• Data for this task:

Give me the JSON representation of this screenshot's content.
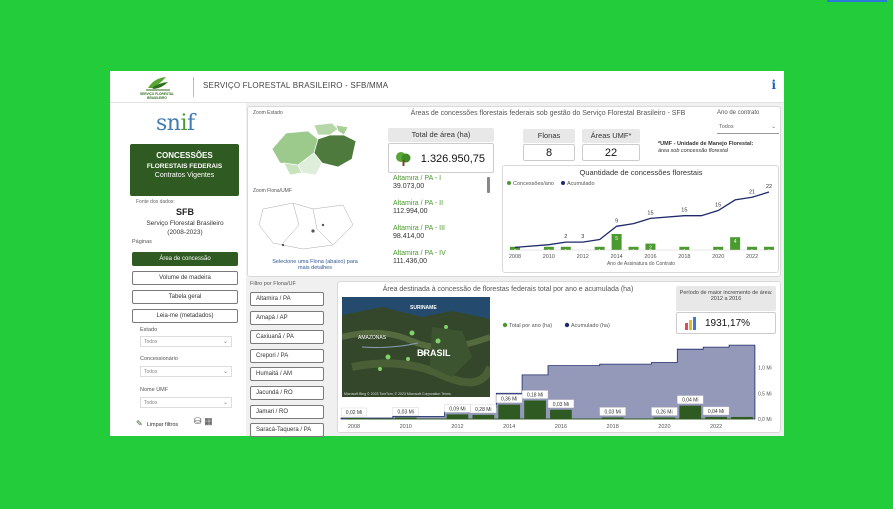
{
  "header": {
    "title": "SERVIÇO FLORESTAL BRASILEIRO - SFB/MMA",
    "logo_text": "SERVIÇO FLORESTAL BRASILEIRO",
    "info": "i"
  },
  "sidebar": {
    "brand": "snif",
    "box": {
      "line1": "CONCESSÕES",
      "line2": "FLORESTAIS FEDERAIS",
      "line3": "Contratos Vigentes"
    },
    "fonte_label": "Fonte dos dados:",
    "fonte_sfb": "SFB",
    "fonte_name": "Serviço Florestal Brasileiro",
    "fonte_period": "(2008-2023)",
    "paginas_label": "Páginas",
    "nav": [
      "Área de concessão",
      "Volume de madeira",
      "Tabela geral",
      "Leia-me (metadados)"
    ],
    "filters": [
      {
        "label": "Estado",
        "value": "Todos"
      },
      {
        "label": "Concessionário",
        "value": "Todos"
      },
      {
        "label": "Nome UMF",
        "value": "Todos"
      }
    ],
    "limpar": "Limpar filtros"
  },
  "top": {
    "zoom_estado": "Zoom Estado",
    "zoom_flona": "Zoom Flona/UMF",
    "map_hint": "Selecione uma Flona (abaixo) para mais detalhes",
    "main_title": "Áreas de concessões florestais federais sob gestão do Serviço Florestal Brasileiro - SFB",
    "ano_label": "Ano de contrato",
    "ano_value": "Todos",
    "total_label": "Total de área (ha)",
    "total_value": "1.326.950,75",
    "flonas_label": "Flonas",
    "flonas_value": "8",
    "umf_label": "Áreas UMF*",
    "umf_value": "22",
    "umf_note_bold": "*UMF - Unidade de Manejo Florestal:",
    "umf_note": "área sob concessão florestal",
    "flona_list": [
      {
        "name": "Altamira / PA - I",
        "value": "39.073,00"
      },
      {
        "name": "Altamira / PA - II",
        "value": "112.994,00"
      },
      {
        "name": "Altamira / PA - III",
        "value": "98.414,00"
      },
      {
        "name": "Altamira / PA - IV",
        "value": "111.436,00"
      }
    ],
    "qty_chart": {
      "title": "Quantidade de concessões florestais",
      "legend": [
        "Concessões/ano",
        "Acumulado"
      ],
      "xlabel": "Ano de Assinatura do Contrato"
    }
  },
  "bottom": {
    "filtro_label": "Filtro por Flona/UF",
    "flona_buttons": [
      "Altamira / PA",
      "Amapá / AP",
      "Caxiuanã / PA",
      "Crepori / PA",
      "Humaitá / AM",
      "Jacundá / RO",
      "Jamari / RO",
      "Saracá-Taquera / PA"
    ],
    "area_title": "Área destinada à concessão de florestas federais total por ano e acumulada (ha)",
    "periodo_title": "Período de maior incremento de área: 2012 a 2016",
    "periodo_value": "1931,17%",
    "legend": [
      "Total por ano (ha)",
      "Acumulado (ha)"
    ],
    "map_labels": [
      "SURINAME",
      "AMAZONAS",
      "BRASIL"
    ],
    "map_credit": "Microsoft Bing  © 2023 TomTom, © 2023 Microsoft Corporation  Terms"
  },
  "colors": {
    "dark_green": "#2f5a22",
    "accent_green": "#4a9a2f",
    "navy": "#1f2a6b",
    "area_fill": "#9499b9"
  },
  "chart_data": [
    {
      "type": "bar",
      "title": "Quantidade de concessões florestais",
      "xlabel": "Ano de Assinatura do Contrato",
      "x": [
        2008,
        2010,
        2011,
        2012,
        2013,
        2014,
        2015,
        2016,
        2018,
        2019,
        2020,
        2021,
        2022,
        2023
      ],
      "series": [
        {
          "name": "Concessões/ano",
          "values": [
            1,
            1,
            1,
            0,
            1,
            5,
            1,
            2,
            1,
            0,
            1,
            4,
            1,
            1
          ]
        },
        {
          "name": "Acumulado",
          "values": [
            1,
            2,
            3,
            3,
            4,
            9,
            10,
            12,
            13,
            13,
            15,
            19,
            20,
            22
          ]
        }
      ],
      "point_labels": [
        {
          "x": 2011,
          "label": "2"
        },
        {
          "x": 2012,
          "label": "3"
        },
        {
          "x": 2014,
          "label": "9"
        },
        {
          "x": 2016,
          "label": "15"
        },
        {
          "x": 2018,
          "label": "15"
        },
        {
          "x": 2020,
          "label": "15"
        },
        {
          "x": 2022,
          "label": "21"
        },
        {
          "x": 2023,
          "label": "22"
        }
      ],
      "xticks": [
        2008,
        2010,
        2012,
        2014,
        2016,
        2018,
        2020,
        2022
      ]
    },
    {
      "type": "area",
      "title": "Área destinada à concessão de florestas federais total por ano e acumulada (ha)",
      "x": [
        2008,
        2009,
        2010,
        2011,
        2012,
        2013,
        2014,
        2015,
        2016,
        2017,
        2018,
        2019,
        2020,
        2021,
        2022,
        2023
      ],
      "series": [
        {
          "name": "Total por ano (ha)",
          "values": [
            0.02,
            0,
            0.03,
            0,
            0.09,
            0.08,
            0.28,
            0.36,
            0.18,
            0,
            0.03,
            0,
            0.03,
            0.26,
            0.04,
            0.04
          ]
        },
        {
          "name": "Acumulado (ha)",
          "values": [
            0.02,
            0.02,
            0.05,
            0.05,
            0.14,
            0.22,
            0.5,
            0.86,
            1.04,
            1.04,
            1.07,
            1.07,
            1.1,
            1.36,
            1.4,
            1.44
          ]
        }
      ],
      "data_labels": [
        "0,02 Mi",
        "0,03 Mi",
        "0,09 Mi",
        "0,28 Mi",
        "0,36 Mi",
        "0,18 Mi",
        "0,03 Mi",
        "0,03 Mi",
        "0,26 Mi",
        "0,04 Mi",
        "0,04 Mi"
      ],
      "xticks": [
        2008,
        2010,
        2012,
        2014,
        2016,
        2018,
        2020,
        2022
      ],
      "yticks": [
        "0,0 Mi",
        "0,5 Mi",
        "1,0 Mi"
      ],
      "ylim": [
        0,
        1.5
      ]
    }
  ]
}
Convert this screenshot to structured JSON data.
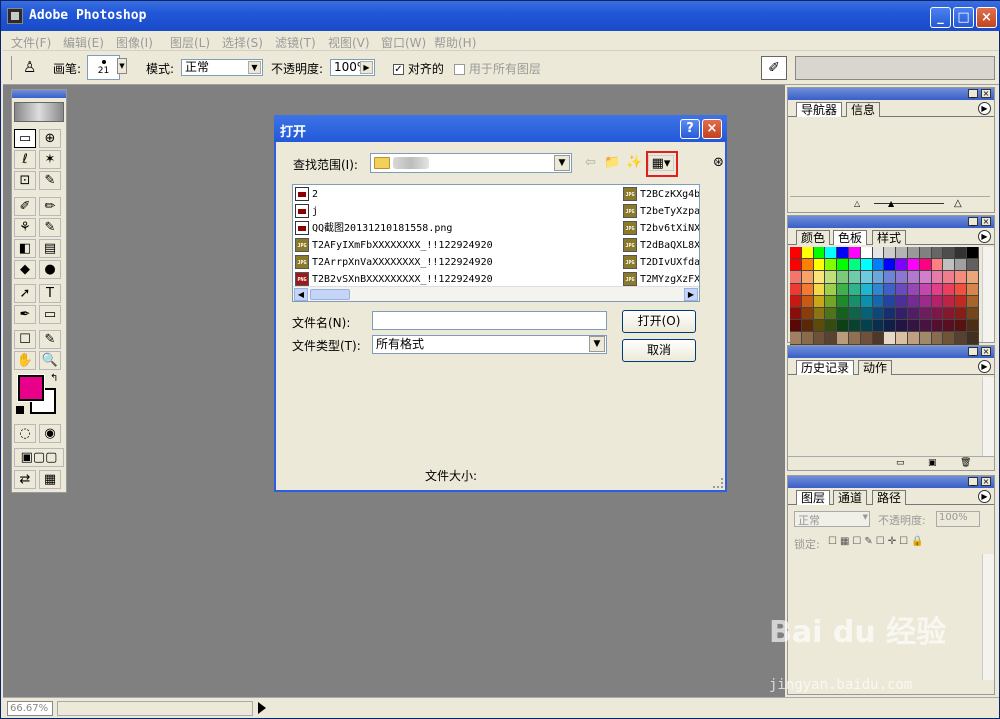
{
  "app": {
    "title": "Adobe Photoshop"
  },
  "window_controls": {
    "minimize": "_",
    "maximize": "□",
    "close": "×"
  },
  "menu": [
    "文件(F)",
    "编辑(E)",
    "图像(I)",
    "图层(L)",
    "选择(S)",
    "滤镜(T)",
    "视图(V)",
    "窗口(W)",
    "帮助(H)"
  ],
  "options": {
    "brush_label": "画笔:",
    "brush_size": "21",
    "mode_label": "模式:",
    "mode_value": "正常",
    "opacity_label": "不透明度:",
    "opacity_value": "100%",
    "aligned_label": "对齐的",
    "aligned_checked": "✓",
    "use_all_layers_label": "用于所有图层"
  },
  "toolbox": {
    "tools": [
      "▭",
      "⊕",
      "ℓ",
      "✶",
      "⊡",
      "✎",
      "✐",
      "✏",
      "⚘",
      "✎",
      "◧",
      "▤",
      "◆",
      "●",
      "➚",
      "T",
      "✒",
      "▭",
      "☐",
      "✎",
      "✋",
      "🔍"
    ]
  },
  "panels": {
    "navigator": {
      "tabs": [
        "导航器",
        "信息"
      ]
    },
    "color": {
      "tabs": [
        "颜色",
        "色板",
        "样式"
      ]
    },
    "history": {
      "tabs": [
        "历史记录",
        "动作"
      ]
    },
    "layers": {
      "tabs": [
        "图层",
        "通道",
        "路径"
      ],
      "blend_mode": "正常",
      "opacity_label": "不透明度:",
      "opacity_value": "100%",
      "lock_label": "锁定:"
    }
  },
  "swatches": [
    "#ff0000",
    "#ffff00",
    "#00ff00",
    "#00ffff",
    "#0000ff",
    "#ff00ff",
    "#ffffff",
    "#e6e6e6",
    "#cccccc",
    "#b3b3b3",
    "#999999",
    "#808080",
    "#666666",
    "#4d4d4d",
    "#333333",
    "#000000",
    "#ff0000",
    "#ff8000",
    "#ffff00",
    "#80ff00",
    "#00ff00",
    "#00ff80",
    "#00ffff",
    "#0080ff",
    "#0000ff",
    "#8000ff",
    "#ff00ff",
    "#ff0080",
    "#ff8080",
    "#c0c0c0",
    "#a0a0a0",
    "#606060",
    "#f4756c",
    "#f7a266",
    "#fbe57a",
    "#c1e07b",
    "#7dc97a",
    "#6fcba8",
    "#6ccbe0",
    "#6aa7df",
    "#6c85d6",
    "#8c77d0",
    "#b07bcf",
    "#d47ecb",
    "#e67aab",
    "#f07d8e",
    "#f58a7d",
    "#eba57a",
    "#ee3a33",
    "#f47a30",
    "#f5d84a",
    "#9dcf4b",
    "#3fb14a",
    "#2fb58b",
    "#1fb6d2",
    "#2e86d4",
    "#3f60c6",
    "#6a4bbd",
    "#9846b6",
    "#c645ae",
    "#e33e88",
    "#ec3e60",
    "#f0513f",
    "#d9844a",
    "#c41a12",
    "#c85a12",
    "#c9a818",
    "#74a523",
    "#1f8a2c",
    "#17906a",
    "#0b8faa",
    "#1568ad",
    "#23449f",
    "#4c2f98",
    "#752c92",
    "#9e2a8b",
    "#b5216a",
    "#be2245",
    "#c02a22",
    "#a8652a",
    "#8a0e0a",
    "#8a3c0b",
    "#8b7411",
    "#4f7318",
    "#14611e",
    "#0f644a",
    "#066277",
    "#0e4878",
    "#162f6e",
    "#351f69",
    "#511e66",
    "#6e1d60",
    "#7e1649",
    "#85172f",
    "#861d18",
    "#74461c",
    "#5a0806",
    "#5a2707",
    "#5c4c0b",
    "#344c10",
    "#0d4014",
    "#0a4231",
    "#03414f",
    "#092f50",
    "#0e1f49",
    "#231446",
    "#351444",
    "#481340",
    "#540f30",
    "#580f1f",
    "#581310",
    "#4d2e12",
    "#a08060",
    "#8a6a48",
    "#6e5238",
    "#5a4230",
    "#b89c7c",
    "#907050",
    "#70503a",
    "#503828",
    "#e8d8c8",
    "#d8c0a0",
    "#c0a080",
    "#a08868",
    "#886c50",
    "#705438",
    "#584030",
    "#403020"
  ],
  "dialog": {
    "title": "打开",
    "help_btn": "?",
    "close_btn": "×",
    "look_in_label": "查找范围(I):",
    "files_left": [
      {
        "name": "2",
        "type": "doc"
      },
      {
        "name": "j",
        "type": "doc"
      },
      {
        "name": "QQ截图20131210181558.png",
        "type": "doc"
      },
      {
        "name": "T2AFyIXmFbXXXXXXXX_!!122924920",
        "type": "jpg"
      },
      {
        "name": "T2ArrpXnVaXXXXXXXX_!!122924920",
        "type": "jpg"
      },
      {
        "name": "T2B2vSXnBXXXXXXXXX_!!122924920",
        "type": "png"
      }
    ],
    "files_right": [
      {
        "name": "T2BCzKXg4b",
        "type": "jpg"
      },
      {
        "name": "T2beTyXzpa",
        "type": "jpg"
      },
      {
        "name": "T2bv6tXiNX",
        "type": "jpg"
      },
      {
        "name": "T2dBaQXL8X",
        "type": "jpg"
      },
      {
        "name": "T2DIvUXfda",
        "type": "jpg"
      },
      {
        "name": "T2MYzgXzFX",
        "type": "jpg"
      }
    ],
    "filename_label": "文件名(N):",
    "filename_value": "",
    "filetype_label": "文件类型(T):",
    "filetype_value": "所有格式",
    "open_btn": "打开(O)",
    "cancel_btn": "取消",
    "filesize_label": "文件大小:"
  },
  "status": {
    "zoom": "66.67%"
  },
  "watermark": {
    "brand": "Bai du 经验",
    "url": "jingyan.baidu.com"
  }
}
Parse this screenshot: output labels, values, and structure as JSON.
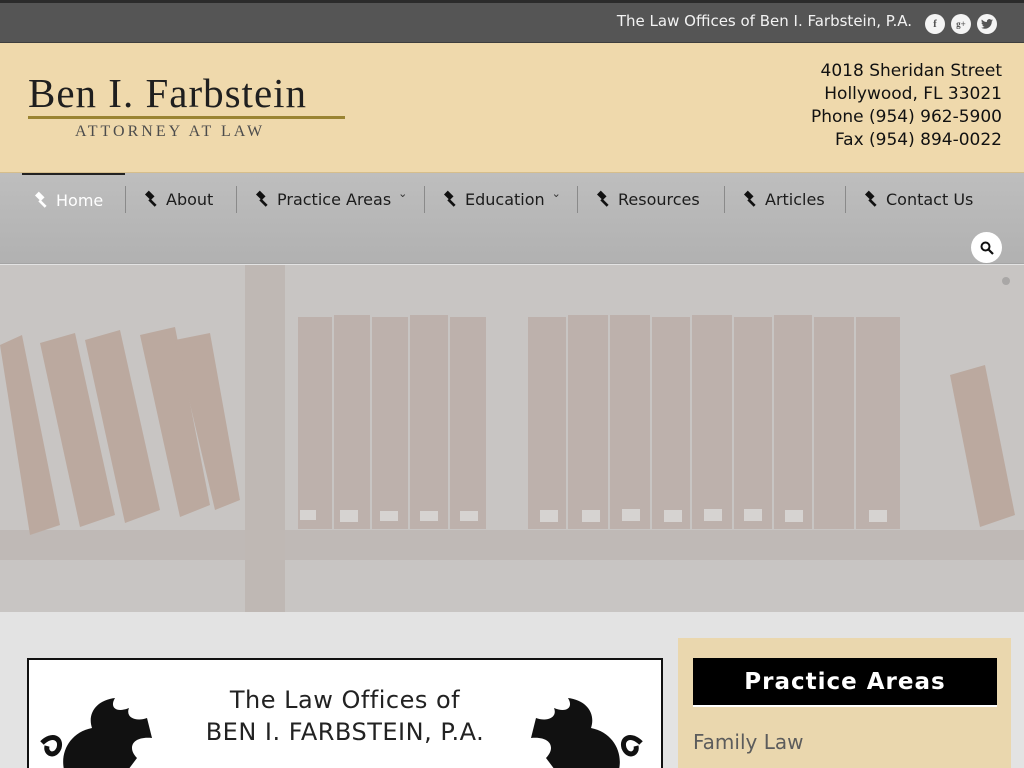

• Written exercise:
Identify the lines in the entries above that contain "destinada", then copy them out.

• Answer to the task:
    "area_title": "Área destinada à concessão de florestas federais total por ano e acumulada (ha)",
      "title": "Área destinada à concessão de florestas federais total por ano e acumulada (ha)",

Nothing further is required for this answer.